◆ Task details: Beginning at the line with "Convert this screenshot", output each line to the end of the listing below exactly, please.

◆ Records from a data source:
_____
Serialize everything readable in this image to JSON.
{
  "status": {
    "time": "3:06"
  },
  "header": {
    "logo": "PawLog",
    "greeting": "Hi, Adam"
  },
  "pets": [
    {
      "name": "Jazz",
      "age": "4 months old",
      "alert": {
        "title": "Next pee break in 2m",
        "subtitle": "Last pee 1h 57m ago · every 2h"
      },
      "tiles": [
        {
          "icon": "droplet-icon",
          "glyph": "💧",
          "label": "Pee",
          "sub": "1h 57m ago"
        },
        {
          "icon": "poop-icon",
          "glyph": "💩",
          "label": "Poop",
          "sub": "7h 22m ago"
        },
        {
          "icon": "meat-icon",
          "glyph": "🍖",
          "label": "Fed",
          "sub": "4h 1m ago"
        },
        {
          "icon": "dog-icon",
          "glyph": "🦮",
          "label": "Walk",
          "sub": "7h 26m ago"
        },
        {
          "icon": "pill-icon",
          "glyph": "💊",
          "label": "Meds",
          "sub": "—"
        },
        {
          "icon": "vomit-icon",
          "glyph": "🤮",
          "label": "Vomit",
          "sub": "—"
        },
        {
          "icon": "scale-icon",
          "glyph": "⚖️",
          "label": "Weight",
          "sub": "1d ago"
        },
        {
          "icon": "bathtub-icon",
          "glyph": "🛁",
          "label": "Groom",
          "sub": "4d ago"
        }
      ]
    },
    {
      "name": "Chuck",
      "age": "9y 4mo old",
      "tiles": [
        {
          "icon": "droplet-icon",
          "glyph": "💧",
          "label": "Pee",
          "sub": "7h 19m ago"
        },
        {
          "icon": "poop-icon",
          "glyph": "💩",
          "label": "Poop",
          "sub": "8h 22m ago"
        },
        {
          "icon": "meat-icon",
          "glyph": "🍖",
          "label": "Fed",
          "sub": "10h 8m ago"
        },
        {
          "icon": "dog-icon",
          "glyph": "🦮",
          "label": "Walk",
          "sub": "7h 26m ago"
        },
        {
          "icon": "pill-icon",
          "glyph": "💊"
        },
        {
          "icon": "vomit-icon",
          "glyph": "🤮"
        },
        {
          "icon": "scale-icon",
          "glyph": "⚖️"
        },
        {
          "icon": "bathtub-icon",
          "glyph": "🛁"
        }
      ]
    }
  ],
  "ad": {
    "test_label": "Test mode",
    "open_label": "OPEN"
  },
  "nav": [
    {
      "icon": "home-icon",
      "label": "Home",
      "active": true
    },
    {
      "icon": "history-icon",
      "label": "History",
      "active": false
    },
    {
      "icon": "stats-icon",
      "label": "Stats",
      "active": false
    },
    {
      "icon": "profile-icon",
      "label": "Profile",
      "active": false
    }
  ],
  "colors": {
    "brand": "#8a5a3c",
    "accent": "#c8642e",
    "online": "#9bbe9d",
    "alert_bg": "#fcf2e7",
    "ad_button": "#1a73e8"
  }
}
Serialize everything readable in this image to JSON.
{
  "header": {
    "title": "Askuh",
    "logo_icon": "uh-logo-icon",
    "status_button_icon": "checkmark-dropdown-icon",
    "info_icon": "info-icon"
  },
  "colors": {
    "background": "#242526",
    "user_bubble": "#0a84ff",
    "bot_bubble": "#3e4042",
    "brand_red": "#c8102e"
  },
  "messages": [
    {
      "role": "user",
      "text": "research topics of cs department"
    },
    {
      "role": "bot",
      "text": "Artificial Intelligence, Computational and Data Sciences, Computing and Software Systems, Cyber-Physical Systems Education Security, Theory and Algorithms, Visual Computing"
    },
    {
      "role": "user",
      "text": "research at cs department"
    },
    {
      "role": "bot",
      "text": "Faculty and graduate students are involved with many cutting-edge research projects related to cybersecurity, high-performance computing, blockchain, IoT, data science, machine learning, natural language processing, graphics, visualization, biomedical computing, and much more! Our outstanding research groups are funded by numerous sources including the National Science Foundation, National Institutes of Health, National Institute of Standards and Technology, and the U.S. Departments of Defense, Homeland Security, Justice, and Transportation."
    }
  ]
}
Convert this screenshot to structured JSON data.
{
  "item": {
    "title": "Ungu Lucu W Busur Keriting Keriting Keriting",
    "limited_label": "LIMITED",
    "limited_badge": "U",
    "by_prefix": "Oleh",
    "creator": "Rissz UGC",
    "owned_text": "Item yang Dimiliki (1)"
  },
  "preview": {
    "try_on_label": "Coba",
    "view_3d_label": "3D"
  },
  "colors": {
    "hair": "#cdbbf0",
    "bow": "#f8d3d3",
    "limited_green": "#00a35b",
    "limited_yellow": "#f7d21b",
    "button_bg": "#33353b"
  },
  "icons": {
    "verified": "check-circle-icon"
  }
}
_____
◆ Reply:
Convert this screenshot to structured JSON data.
{
  "item": {
    "title": "Ungu Lucu W Busur Keriting Keriting Keriting",
    "limited_label": "LIMITED",
    "limited_badge": "U",
    "by_prefix": "Oleh",
    "creator": "Rissz UGC",
    "owned_text": "Item yang Dimiliki (1)"
  },
  "preview": {
    "try_on_label": "Coba",
    "view_3d_label": "3D"
  },
  "colors": {
    "hair": "#cdbbf0",
    "bow": "#f8d3d3",
    "limited_green": "#00a35b",
    "limited_yellow": "#f7d21b",
    "button_bg": "#33353b"
  },
  "icons": {
    "verified": "check-circle-icon"
  }
}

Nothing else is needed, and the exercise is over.